▶ _What to do_:
Find every line in the records below that holds the word "året", and copy each one.

▶ _Listed entries_:

====================

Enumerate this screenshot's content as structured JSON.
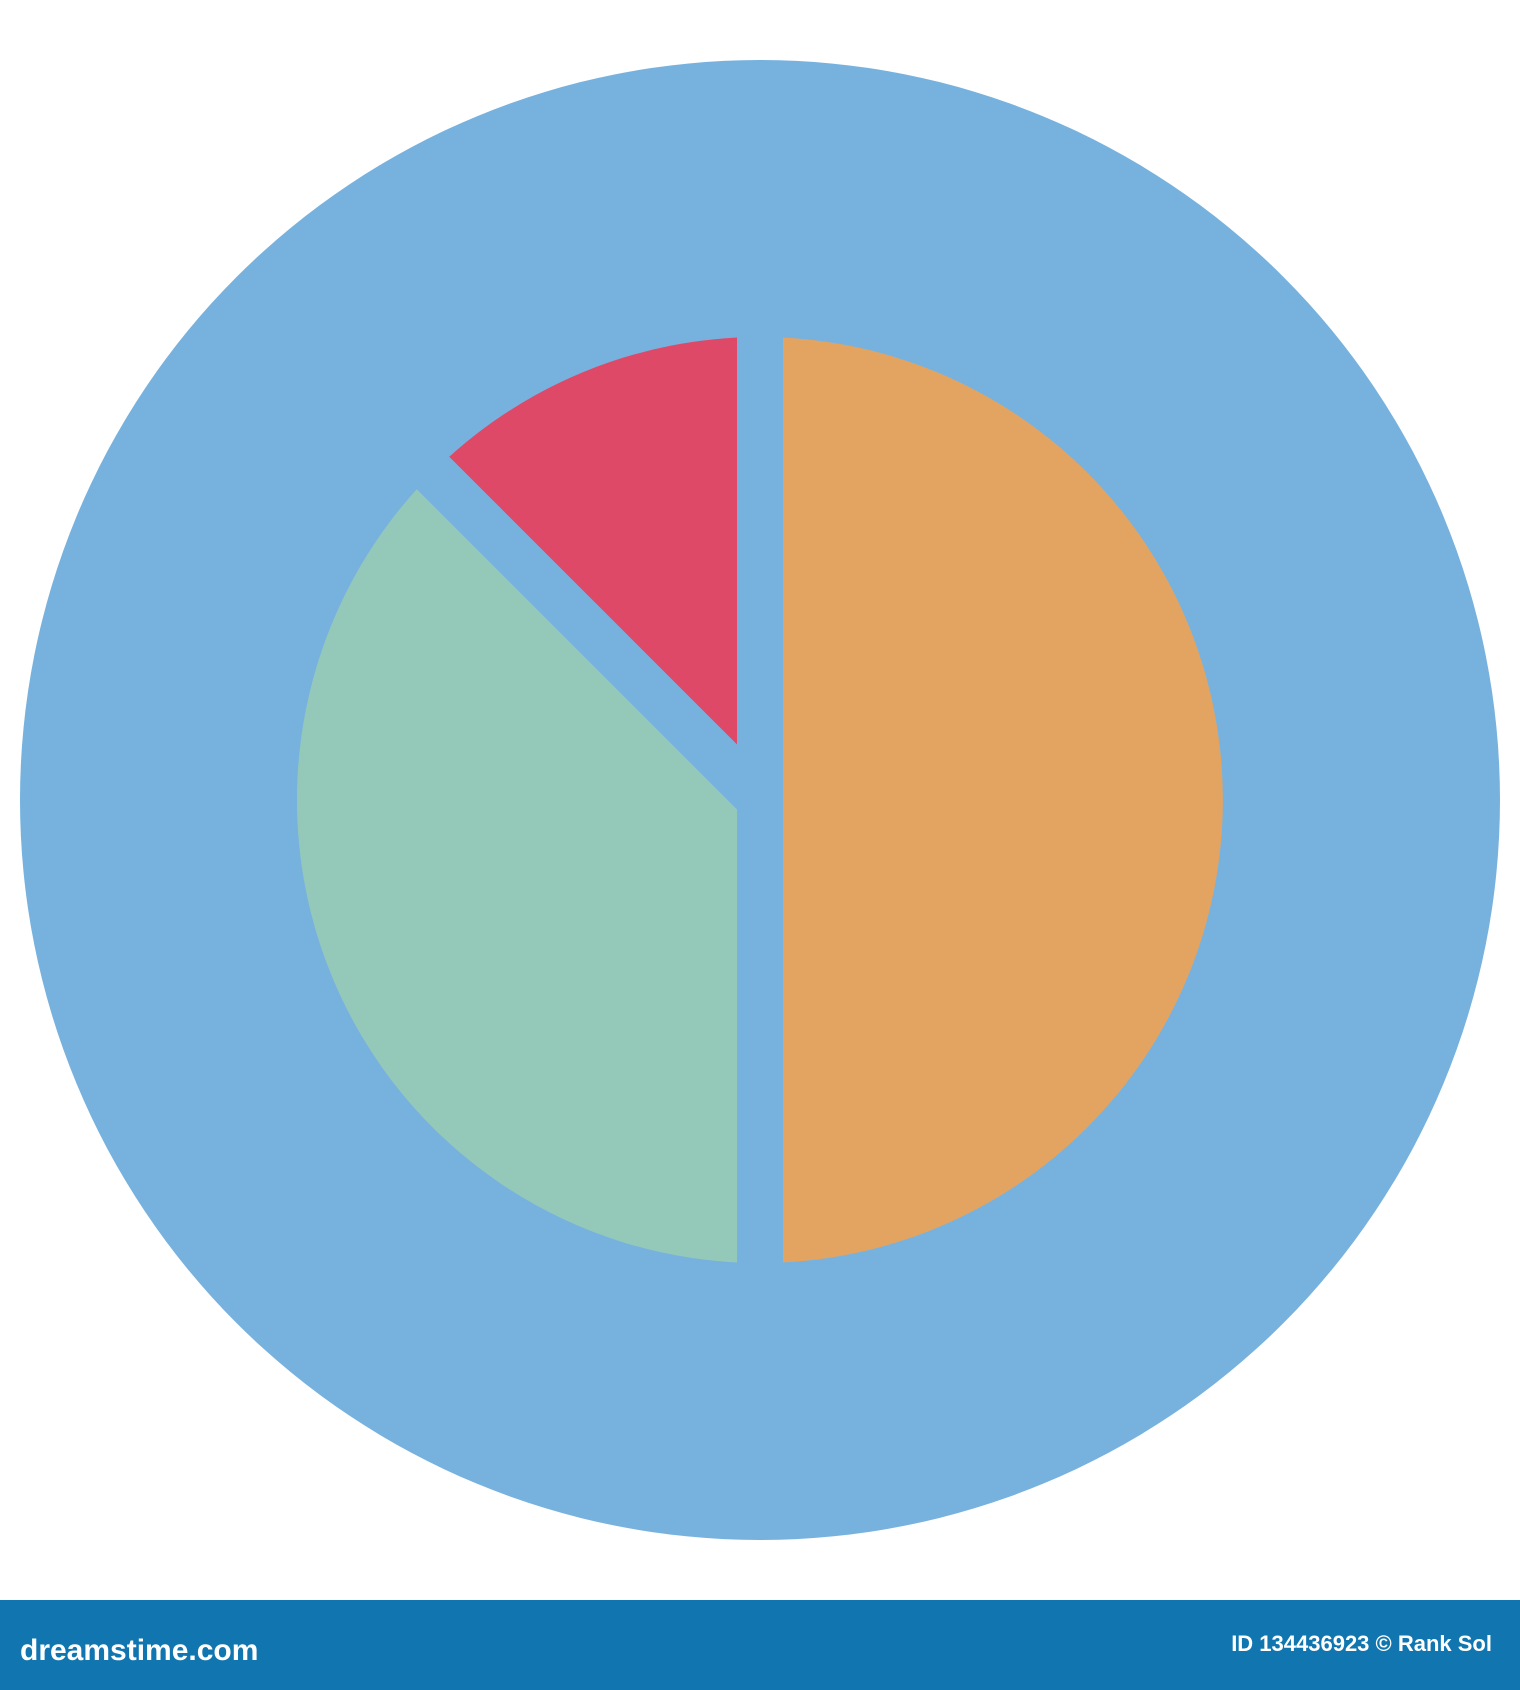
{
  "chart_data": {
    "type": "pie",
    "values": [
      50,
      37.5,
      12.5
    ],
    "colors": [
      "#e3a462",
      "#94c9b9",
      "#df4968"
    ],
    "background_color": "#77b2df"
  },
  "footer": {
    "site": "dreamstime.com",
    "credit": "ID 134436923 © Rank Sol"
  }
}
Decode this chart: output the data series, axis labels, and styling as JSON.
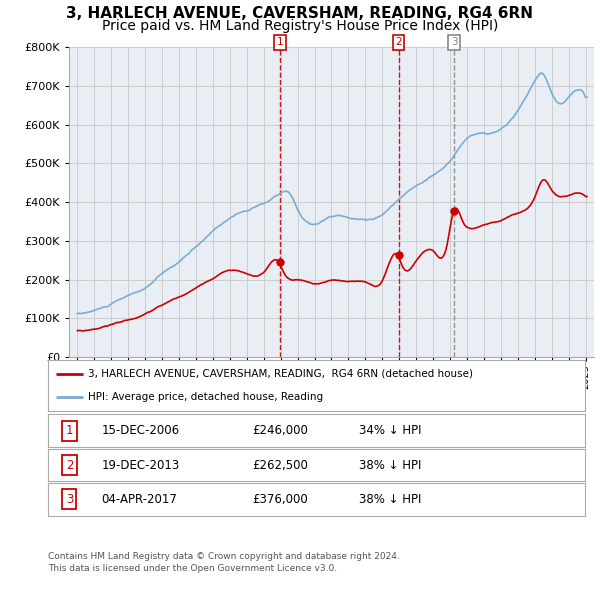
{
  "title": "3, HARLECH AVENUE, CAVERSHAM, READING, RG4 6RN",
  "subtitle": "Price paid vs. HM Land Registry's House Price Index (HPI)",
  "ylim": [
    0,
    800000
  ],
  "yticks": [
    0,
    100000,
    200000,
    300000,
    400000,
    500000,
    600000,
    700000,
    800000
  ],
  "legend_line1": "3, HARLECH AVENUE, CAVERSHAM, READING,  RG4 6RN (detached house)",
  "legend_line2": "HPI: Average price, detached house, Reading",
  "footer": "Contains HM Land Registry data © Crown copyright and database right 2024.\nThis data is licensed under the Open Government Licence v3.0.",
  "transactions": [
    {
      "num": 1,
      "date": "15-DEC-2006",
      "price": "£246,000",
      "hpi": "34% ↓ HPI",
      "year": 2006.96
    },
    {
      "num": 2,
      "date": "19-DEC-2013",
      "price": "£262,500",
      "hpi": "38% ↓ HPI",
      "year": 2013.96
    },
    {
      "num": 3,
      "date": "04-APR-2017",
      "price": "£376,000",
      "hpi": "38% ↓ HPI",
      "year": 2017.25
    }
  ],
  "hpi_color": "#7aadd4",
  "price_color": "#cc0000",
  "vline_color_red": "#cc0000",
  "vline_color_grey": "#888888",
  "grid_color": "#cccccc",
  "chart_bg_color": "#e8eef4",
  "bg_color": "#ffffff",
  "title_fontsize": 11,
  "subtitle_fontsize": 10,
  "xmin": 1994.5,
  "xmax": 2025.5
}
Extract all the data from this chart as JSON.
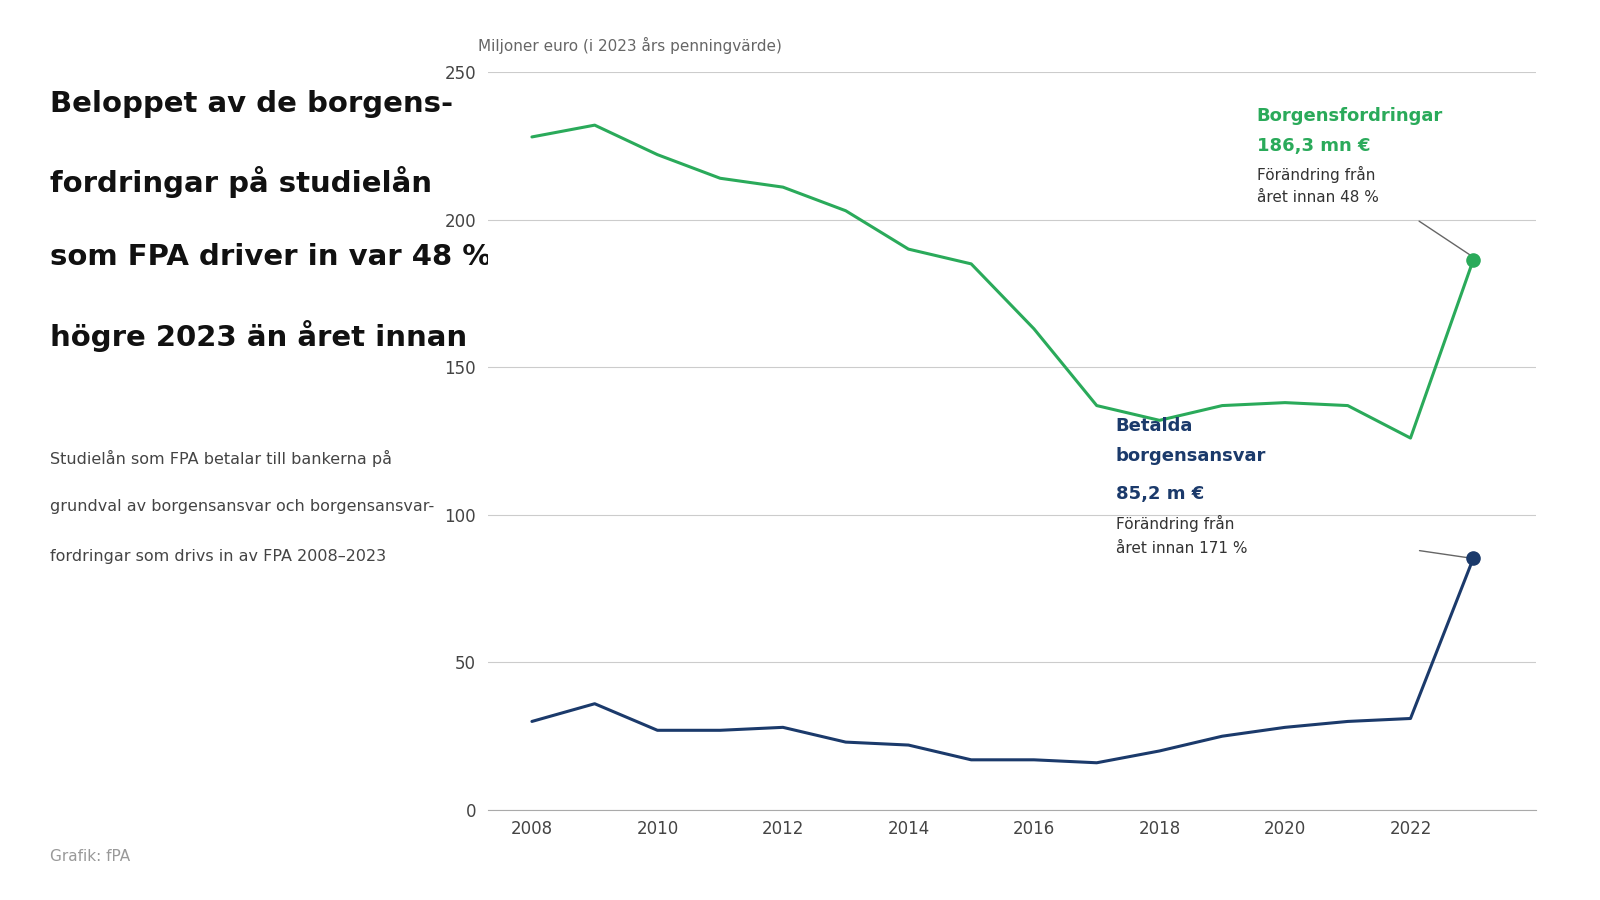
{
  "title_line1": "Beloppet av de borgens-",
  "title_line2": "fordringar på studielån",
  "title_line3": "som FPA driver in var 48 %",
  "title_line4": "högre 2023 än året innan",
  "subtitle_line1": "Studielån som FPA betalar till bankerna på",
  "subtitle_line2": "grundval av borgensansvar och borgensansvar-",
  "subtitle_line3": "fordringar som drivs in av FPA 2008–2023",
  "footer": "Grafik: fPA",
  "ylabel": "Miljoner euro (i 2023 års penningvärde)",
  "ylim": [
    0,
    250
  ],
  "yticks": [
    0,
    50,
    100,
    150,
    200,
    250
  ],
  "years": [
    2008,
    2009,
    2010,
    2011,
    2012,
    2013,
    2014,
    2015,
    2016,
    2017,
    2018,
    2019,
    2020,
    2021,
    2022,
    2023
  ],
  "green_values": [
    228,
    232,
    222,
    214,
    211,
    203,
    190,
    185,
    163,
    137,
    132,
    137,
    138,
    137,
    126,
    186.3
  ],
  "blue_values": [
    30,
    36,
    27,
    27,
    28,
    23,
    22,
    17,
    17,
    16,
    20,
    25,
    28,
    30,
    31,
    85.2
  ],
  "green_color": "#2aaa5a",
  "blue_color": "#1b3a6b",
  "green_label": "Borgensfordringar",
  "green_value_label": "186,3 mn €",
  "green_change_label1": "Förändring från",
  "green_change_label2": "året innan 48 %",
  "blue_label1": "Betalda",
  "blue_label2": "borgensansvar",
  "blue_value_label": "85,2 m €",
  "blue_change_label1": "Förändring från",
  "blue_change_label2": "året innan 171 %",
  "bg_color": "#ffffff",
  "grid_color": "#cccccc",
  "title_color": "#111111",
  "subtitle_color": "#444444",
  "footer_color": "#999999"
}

====================

▶ _Written solution_:
  "title_line4": "högre 2023 än året innan",
  "green_change_label2": "året innan 48 %",
  "blue_change_label2": "året innan 171 %",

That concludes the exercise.